Data for this exercise:
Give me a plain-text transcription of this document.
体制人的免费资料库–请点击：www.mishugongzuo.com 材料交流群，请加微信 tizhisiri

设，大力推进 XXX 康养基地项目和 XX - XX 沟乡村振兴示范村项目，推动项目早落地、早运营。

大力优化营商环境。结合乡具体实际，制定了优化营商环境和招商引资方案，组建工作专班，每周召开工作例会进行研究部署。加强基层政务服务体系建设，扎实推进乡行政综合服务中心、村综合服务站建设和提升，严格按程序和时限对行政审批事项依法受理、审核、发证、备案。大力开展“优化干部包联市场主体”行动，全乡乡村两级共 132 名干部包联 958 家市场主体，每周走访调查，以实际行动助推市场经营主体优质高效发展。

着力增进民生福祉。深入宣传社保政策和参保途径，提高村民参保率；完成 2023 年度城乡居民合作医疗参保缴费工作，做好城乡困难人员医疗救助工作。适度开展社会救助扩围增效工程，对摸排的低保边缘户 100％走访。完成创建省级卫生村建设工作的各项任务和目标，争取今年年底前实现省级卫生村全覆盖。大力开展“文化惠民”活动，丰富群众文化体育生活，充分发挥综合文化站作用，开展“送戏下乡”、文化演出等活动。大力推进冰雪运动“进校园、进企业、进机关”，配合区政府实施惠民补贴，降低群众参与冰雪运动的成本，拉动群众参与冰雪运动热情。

The task:
All entries shown above should be printed again exactly.

The output:
Give me a plain-text transcription of this document.
体制人的免费资料库–请点击：www.mishugongzuo.com 材料交流群，请加微信 tizhisiri

设，大力推进 XXX 康养基地项目和 XX - XX 沟乡村振兴示范村项目，推动项目早落地、早运营。

大力优化营商环境。结合乡具体实际，制定了优化营商环境和招商引资方案，组建工作专班，每周召开工作例会进行研究部署。加强基层政务服务体系建设，扎实推进乡行政综合服务中心、村综合服务站建设和提升，严格按程序和时限对行政审批事项依法受理、审核、发证、备案。大力开展“优化干部包联市场主体”行动，全乡乡村两级共 132 名干部包联 958 家市场主体，每周走访调查，以实际行动助推市场经营主体优质高效发展。

着力增进民生福祉。深入宣传社保政策和参保途径，提高村民参保率；完成 2023 年度城乡居民合作医疗参保缴费工作，做好城乡困难人员医疗救助工作。适度开展社会救助扩围增效工程，对摸排的低保边缘户 100％走访。完成创建省级卫生村建设工作的各项任务和目标，争取今年年底前实现省级卫生村全覆盖。大力开展“文化惠民”活动，丰富群众文化体育生活，充分发挥综合文化站作用，开展“送戏下乡”、文化演出等活动。大力推进冰雪运动“进校园、进企业、进机关”，配合区政府实施惠民补贴，降低群众参与冰雪运动的成本，拉动群众参与冰雪运动热情。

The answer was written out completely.